• Instructions to follow
Search the material below for the word "Gross". Copy every line that has it.

• Task data
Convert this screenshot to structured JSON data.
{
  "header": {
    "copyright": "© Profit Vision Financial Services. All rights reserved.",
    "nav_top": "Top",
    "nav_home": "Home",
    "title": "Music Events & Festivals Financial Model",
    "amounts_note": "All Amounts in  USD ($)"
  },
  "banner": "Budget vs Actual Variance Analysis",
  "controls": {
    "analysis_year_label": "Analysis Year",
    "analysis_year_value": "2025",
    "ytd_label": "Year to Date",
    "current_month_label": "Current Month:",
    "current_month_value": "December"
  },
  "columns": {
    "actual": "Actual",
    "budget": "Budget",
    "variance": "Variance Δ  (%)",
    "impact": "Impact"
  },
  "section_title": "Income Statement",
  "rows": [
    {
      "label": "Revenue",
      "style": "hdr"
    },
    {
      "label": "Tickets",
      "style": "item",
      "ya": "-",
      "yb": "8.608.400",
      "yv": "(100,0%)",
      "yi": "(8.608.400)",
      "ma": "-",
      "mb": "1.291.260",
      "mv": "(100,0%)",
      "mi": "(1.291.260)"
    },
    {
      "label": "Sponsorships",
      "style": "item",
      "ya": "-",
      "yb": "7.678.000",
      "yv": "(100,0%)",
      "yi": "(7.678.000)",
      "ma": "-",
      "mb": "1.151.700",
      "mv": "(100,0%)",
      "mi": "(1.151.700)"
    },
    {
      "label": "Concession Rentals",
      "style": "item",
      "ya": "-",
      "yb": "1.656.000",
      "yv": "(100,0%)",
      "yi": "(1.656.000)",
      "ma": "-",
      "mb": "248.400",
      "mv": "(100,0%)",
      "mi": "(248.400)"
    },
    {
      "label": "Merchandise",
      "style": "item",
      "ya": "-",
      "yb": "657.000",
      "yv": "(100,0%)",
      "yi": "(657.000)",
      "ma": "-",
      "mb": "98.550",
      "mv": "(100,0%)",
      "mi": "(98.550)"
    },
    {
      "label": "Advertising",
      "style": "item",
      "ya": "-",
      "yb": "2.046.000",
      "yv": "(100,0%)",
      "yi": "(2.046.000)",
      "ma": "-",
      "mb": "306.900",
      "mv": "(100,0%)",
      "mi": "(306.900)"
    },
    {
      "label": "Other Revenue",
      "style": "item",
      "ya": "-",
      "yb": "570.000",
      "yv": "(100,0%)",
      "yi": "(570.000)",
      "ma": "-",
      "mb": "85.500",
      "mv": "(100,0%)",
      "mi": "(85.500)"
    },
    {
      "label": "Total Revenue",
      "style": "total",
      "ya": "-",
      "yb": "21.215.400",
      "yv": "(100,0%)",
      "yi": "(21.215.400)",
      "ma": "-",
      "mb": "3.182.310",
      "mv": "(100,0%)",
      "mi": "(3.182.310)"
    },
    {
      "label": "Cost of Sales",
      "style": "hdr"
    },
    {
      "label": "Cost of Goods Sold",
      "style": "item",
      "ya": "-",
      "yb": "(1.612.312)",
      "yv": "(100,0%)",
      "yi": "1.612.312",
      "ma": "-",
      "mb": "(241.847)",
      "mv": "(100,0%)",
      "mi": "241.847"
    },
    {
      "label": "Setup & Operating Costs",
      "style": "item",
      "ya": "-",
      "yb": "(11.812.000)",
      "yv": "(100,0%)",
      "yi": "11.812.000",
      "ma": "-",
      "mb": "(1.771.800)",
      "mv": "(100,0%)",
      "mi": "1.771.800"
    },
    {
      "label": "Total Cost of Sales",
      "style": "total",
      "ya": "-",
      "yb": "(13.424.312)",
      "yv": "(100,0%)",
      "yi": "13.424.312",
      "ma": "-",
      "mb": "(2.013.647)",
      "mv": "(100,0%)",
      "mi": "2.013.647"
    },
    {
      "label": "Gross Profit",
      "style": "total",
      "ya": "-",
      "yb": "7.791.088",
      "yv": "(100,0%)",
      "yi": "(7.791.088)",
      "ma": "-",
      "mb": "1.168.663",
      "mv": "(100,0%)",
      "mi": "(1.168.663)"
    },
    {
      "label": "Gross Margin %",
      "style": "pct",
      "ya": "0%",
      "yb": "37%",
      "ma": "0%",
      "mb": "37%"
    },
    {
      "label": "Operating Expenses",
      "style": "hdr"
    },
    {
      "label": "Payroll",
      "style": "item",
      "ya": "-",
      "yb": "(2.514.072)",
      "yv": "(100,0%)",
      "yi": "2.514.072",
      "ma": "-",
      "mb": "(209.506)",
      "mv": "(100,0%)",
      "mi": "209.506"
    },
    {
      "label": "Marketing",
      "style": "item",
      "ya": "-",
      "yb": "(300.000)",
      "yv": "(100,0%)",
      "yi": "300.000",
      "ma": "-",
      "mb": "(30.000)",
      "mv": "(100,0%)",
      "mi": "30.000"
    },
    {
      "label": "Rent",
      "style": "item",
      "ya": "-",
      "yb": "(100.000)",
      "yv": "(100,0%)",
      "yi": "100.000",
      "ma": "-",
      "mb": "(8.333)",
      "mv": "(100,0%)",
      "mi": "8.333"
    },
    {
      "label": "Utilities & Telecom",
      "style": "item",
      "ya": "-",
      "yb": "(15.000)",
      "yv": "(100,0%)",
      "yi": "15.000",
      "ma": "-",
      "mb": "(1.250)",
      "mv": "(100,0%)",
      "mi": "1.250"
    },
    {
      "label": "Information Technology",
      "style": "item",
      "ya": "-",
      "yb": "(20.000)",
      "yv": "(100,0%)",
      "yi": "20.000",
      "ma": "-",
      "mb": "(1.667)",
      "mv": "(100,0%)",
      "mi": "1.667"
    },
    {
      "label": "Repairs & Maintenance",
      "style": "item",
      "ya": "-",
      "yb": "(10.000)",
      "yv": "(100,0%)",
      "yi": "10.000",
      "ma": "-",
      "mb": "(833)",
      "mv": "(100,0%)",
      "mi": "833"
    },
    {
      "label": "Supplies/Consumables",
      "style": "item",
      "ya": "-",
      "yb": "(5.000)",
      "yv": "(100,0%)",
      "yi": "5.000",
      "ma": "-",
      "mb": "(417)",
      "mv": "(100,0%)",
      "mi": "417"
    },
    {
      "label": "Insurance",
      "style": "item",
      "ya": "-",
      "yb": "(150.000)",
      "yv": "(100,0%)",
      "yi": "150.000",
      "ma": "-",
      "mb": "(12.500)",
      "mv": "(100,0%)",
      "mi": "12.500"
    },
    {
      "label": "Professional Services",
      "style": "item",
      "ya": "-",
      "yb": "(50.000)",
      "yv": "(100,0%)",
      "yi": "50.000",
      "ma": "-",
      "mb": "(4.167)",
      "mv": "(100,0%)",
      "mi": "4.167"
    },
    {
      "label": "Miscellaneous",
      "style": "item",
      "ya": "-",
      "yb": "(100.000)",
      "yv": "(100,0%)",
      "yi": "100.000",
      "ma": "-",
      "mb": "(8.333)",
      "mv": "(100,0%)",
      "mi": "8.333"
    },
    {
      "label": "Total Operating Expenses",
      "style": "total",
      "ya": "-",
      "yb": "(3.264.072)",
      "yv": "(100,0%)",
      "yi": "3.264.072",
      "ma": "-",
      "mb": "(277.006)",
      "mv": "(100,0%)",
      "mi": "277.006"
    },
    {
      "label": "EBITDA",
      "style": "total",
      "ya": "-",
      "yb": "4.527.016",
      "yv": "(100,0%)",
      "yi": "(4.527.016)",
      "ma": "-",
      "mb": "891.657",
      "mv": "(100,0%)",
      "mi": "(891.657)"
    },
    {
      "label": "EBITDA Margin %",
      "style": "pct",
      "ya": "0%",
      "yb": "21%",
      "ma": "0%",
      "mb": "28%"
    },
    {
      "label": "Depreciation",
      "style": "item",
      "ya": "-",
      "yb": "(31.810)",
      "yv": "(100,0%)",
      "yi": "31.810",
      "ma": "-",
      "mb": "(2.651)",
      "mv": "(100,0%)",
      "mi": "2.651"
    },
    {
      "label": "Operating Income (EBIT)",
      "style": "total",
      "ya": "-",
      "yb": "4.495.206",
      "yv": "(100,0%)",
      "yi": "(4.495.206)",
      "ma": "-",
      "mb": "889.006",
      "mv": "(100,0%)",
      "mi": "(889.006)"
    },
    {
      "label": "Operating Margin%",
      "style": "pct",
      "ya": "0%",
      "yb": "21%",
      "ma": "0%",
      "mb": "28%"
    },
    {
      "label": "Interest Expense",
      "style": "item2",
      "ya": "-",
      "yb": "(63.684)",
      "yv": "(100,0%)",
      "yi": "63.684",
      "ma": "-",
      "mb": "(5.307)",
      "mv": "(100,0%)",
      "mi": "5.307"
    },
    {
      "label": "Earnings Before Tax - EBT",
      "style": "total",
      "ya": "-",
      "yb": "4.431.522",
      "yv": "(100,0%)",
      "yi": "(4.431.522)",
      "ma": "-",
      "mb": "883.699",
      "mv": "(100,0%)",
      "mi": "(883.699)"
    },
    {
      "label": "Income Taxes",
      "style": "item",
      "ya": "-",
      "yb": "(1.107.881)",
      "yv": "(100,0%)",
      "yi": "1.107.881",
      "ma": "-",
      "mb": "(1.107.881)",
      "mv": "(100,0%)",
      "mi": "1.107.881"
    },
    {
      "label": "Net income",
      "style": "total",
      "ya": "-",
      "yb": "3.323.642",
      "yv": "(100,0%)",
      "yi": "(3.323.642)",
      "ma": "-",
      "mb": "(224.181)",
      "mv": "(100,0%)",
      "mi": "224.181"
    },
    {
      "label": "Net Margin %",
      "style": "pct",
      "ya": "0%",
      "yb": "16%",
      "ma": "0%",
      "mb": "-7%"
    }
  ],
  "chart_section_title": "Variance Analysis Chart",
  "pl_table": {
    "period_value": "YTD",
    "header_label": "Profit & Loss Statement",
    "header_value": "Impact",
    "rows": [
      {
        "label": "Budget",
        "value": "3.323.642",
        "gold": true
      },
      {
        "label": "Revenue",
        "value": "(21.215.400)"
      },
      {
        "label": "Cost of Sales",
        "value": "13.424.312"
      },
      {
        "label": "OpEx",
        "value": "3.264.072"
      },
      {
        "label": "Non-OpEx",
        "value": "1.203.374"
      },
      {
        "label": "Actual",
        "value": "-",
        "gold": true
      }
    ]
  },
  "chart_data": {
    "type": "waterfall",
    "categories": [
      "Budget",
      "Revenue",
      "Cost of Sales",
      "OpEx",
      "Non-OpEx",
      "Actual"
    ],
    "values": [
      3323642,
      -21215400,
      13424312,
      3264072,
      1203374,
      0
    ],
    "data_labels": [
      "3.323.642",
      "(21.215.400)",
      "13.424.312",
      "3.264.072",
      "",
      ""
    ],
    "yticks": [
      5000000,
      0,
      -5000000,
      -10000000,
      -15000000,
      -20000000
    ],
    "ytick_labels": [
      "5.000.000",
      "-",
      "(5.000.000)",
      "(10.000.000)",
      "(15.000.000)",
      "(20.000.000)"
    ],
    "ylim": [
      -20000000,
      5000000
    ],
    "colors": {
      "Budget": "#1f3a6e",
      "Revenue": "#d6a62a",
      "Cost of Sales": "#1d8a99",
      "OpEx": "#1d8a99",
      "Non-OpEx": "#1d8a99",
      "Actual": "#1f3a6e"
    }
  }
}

• Expected answer
      "label": "Gross Profit",
      "label": "Gross Margin %",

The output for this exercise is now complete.